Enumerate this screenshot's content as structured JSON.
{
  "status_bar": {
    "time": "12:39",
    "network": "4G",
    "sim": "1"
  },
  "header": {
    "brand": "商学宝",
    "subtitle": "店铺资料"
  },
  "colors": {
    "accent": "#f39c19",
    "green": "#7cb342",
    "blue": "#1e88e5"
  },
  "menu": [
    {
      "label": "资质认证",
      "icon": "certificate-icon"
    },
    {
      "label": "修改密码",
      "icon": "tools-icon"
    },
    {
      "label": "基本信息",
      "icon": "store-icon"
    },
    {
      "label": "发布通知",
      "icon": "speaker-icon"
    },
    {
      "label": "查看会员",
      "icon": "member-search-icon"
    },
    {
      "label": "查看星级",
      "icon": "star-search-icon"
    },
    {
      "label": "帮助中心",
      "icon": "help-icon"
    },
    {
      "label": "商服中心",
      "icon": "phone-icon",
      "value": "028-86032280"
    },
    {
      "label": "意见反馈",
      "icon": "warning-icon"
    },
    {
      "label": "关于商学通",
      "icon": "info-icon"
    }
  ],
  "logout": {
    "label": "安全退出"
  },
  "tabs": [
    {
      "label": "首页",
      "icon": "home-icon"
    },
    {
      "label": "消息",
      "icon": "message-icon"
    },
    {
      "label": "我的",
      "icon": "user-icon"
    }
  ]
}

──────────

#### [Instruction]
Out of the material above, gather each line where "search" appears.

#### [Response to the task]
      "icon": "member-search-icon"
      "icon": "star-search-icon"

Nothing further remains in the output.